WRITTEN TASK
How many lines in the entries below include the string "Критерий"? Answer with the number only.

[START OF INFORMATION GIVEN]

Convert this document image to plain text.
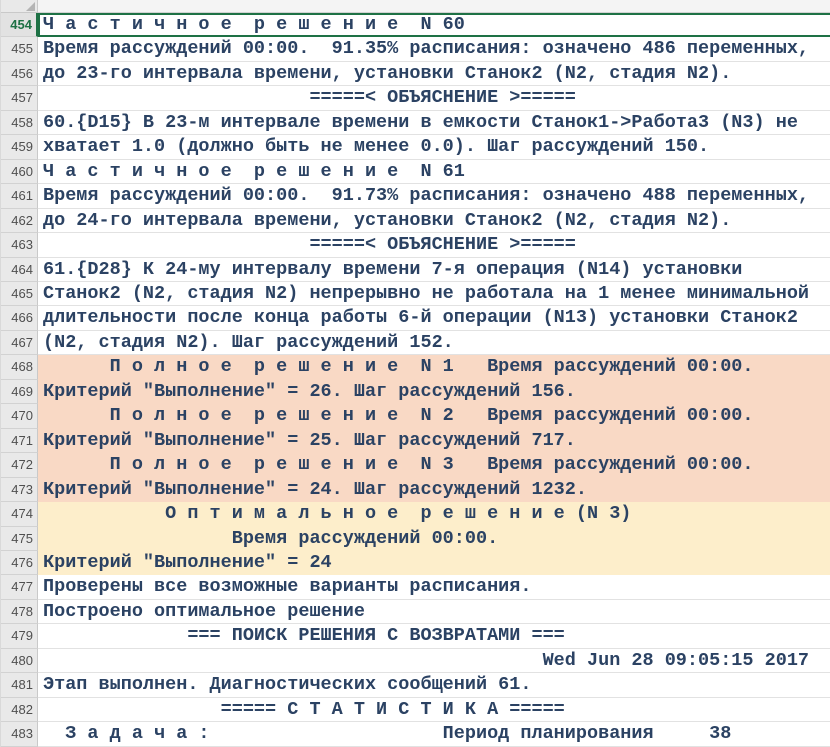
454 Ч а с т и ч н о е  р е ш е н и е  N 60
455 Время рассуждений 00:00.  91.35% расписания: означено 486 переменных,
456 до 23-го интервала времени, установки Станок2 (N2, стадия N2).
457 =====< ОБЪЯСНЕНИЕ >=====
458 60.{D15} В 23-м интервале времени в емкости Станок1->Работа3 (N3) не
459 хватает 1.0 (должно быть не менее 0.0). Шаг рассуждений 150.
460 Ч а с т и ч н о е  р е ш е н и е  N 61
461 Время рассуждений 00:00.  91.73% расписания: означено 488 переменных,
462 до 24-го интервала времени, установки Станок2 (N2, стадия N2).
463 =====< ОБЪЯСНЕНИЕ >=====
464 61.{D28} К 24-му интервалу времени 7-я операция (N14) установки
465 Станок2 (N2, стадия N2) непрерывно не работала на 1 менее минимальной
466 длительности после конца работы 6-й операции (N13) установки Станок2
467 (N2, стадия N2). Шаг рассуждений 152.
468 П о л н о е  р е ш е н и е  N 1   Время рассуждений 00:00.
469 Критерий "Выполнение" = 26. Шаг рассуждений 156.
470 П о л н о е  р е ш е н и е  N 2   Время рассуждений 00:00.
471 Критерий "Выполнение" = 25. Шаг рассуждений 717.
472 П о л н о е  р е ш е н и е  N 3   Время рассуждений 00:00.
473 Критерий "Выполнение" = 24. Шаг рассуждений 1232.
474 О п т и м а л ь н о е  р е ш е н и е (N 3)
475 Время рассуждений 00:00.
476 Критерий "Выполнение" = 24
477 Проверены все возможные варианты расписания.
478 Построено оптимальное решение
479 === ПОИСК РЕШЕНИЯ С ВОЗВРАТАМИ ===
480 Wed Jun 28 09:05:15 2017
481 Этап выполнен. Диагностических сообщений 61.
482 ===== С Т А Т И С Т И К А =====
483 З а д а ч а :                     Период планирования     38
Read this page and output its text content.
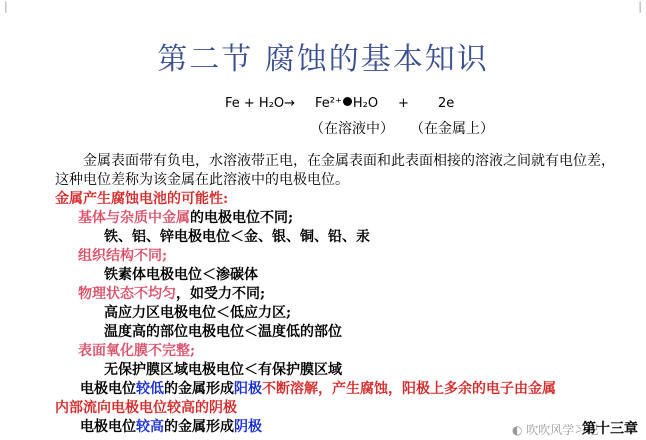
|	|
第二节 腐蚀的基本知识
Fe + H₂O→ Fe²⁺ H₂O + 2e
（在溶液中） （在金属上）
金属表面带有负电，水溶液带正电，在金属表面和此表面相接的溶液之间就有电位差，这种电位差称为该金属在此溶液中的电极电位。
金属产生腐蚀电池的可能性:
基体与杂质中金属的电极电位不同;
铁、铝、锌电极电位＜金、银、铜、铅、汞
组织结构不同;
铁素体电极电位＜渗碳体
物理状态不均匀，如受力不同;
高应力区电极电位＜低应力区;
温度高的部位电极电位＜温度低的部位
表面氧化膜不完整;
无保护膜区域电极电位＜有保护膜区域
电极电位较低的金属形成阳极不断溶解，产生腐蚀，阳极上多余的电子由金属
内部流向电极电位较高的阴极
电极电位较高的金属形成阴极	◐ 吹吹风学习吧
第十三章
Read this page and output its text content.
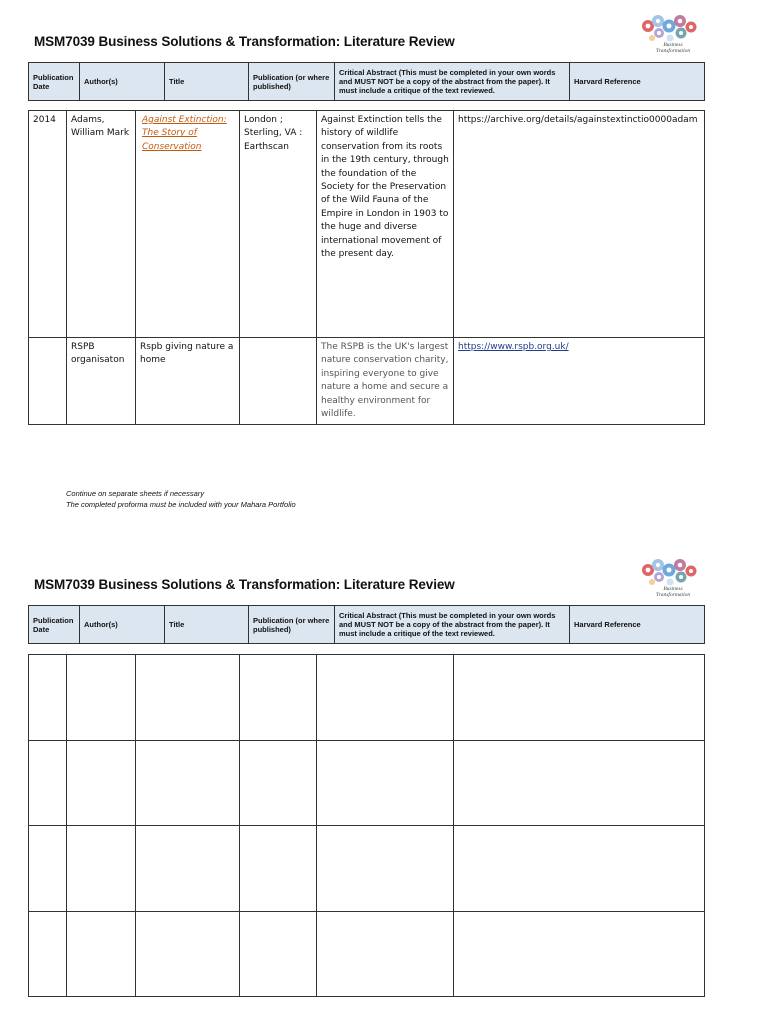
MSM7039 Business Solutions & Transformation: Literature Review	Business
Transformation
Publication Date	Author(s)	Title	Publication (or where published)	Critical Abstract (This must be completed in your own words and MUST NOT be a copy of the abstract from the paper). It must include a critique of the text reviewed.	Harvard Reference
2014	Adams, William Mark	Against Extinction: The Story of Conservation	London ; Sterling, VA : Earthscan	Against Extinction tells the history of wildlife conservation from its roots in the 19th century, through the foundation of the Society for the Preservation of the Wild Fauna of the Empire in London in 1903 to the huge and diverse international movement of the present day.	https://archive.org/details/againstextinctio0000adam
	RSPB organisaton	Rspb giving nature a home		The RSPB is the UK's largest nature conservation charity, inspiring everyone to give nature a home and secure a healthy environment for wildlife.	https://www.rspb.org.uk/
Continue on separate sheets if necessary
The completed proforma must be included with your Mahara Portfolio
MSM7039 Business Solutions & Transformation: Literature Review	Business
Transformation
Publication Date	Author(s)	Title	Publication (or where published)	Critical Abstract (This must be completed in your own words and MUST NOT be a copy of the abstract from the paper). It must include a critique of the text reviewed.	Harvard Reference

[END OF INFORMATION GIVEN]

WRITTEN RESPONSE
4